[Excerpt from a dataset]
==*==
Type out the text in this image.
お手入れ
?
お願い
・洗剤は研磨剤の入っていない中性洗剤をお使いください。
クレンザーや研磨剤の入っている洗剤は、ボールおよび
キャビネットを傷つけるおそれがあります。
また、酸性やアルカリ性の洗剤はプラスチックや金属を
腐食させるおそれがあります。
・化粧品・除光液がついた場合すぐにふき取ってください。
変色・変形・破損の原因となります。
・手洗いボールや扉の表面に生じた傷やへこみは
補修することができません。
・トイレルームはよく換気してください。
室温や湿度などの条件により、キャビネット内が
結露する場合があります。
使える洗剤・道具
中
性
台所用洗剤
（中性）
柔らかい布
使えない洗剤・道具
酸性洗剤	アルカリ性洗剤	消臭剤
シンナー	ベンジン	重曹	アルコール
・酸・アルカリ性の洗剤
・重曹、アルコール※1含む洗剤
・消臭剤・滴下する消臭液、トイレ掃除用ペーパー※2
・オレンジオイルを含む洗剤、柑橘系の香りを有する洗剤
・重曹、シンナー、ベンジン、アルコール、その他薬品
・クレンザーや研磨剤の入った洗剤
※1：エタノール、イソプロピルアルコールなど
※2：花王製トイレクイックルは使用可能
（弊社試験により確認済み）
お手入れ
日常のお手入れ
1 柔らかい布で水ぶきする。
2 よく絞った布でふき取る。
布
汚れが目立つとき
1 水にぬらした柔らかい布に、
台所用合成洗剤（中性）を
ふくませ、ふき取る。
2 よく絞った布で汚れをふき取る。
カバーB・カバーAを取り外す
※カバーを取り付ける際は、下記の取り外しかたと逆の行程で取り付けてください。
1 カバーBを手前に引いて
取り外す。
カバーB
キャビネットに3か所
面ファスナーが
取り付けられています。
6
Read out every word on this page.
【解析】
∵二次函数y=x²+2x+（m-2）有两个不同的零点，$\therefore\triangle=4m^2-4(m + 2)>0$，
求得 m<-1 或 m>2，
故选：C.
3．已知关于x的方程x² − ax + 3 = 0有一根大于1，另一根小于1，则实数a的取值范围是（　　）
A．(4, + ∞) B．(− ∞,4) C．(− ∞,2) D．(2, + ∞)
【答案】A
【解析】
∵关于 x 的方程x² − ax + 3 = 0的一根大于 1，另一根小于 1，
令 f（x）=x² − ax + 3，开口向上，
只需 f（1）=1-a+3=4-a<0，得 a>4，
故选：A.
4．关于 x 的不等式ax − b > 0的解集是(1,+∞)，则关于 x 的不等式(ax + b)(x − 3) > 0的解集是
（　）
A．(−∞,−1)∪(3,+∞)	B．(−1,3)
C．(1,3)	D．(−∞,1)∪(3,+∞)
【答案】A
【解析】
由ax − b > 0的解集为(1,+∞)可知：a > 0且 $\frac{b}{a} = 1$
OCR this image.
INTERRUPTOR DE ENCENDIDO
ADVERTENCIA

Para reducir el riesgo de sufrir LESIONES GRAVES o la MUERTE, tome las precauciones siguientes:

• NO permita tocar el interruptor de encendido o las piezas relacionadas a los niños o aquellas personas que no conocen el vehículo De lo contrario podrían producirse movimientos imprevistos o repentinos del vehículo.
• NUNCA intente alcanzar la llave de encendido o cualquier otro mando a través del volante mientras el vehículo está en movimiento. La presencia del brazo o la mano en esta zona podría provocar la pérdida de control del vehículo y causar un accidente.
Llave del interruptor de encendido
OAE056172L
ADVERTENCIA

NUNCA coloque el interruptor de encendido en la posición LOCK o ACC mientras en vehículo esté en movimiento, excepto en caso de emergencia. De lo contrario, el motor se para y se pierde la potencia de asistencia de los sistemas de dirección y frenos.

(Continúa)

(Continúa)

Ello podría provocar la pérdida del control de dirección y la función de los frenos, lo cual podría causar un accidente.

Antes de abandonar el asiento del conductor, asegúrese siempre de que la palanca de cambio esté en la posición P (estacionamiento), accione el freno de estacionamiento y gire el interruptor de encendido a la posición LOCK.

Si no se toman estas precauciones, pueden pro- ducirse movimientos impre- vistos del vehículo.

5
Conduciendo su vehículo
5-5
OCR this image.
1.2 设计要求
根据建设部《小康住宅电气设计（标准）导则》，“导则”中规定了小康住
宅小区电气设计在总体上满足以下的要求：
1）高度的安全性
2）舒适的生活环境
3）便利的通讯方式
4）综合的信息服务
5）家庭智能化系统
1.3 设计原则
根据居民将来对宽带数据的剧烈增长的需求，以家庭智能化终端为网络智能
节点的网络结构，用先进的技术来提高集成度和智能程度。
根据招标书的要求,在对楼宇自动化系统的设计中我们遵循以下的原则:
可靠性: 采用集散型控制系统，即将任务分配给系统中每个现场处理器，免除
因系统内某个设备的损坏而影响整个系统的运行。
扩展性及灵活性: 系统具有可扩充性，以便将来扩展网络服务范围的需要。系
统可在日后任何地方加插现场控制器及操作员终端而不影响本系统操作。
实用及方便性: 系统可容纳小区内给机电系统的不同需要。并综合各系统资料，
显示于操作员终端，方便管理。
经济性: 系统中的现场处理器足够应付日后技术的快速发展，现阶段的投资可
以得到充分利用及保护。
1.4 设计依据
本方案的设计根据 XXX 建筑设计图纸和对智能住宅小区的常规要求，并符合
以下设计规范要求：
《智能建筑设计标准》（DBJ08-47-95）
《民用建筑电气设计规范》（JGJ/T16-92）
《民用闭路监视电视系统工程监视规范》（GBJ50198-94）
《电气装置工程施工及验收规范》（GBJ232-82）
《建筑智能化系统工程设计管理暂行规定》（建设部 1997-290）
==*==
**WHAT IS REQUIRED:** Scan the material above. Extract every line in which the word "LOCK" occurs.

**OUTPUT OF THE TASK:**
NUNCA coloque el interruptor de encendido en la posición LOCK o ACC mientras en vehículo esté en movimiento, excepto en caso de emergencia. De lo contrario, el motor se para y se pierde la potencia de asistencia de los sistemas de dirección y frenos.
Antes de abandonar el asiento del conductor, asegúrese siempre de que la palanca de cambio esté en la posición P (estacionamiento), accione el freno de estacionamiento y gire el interruptor de encendido a la posición LOCK.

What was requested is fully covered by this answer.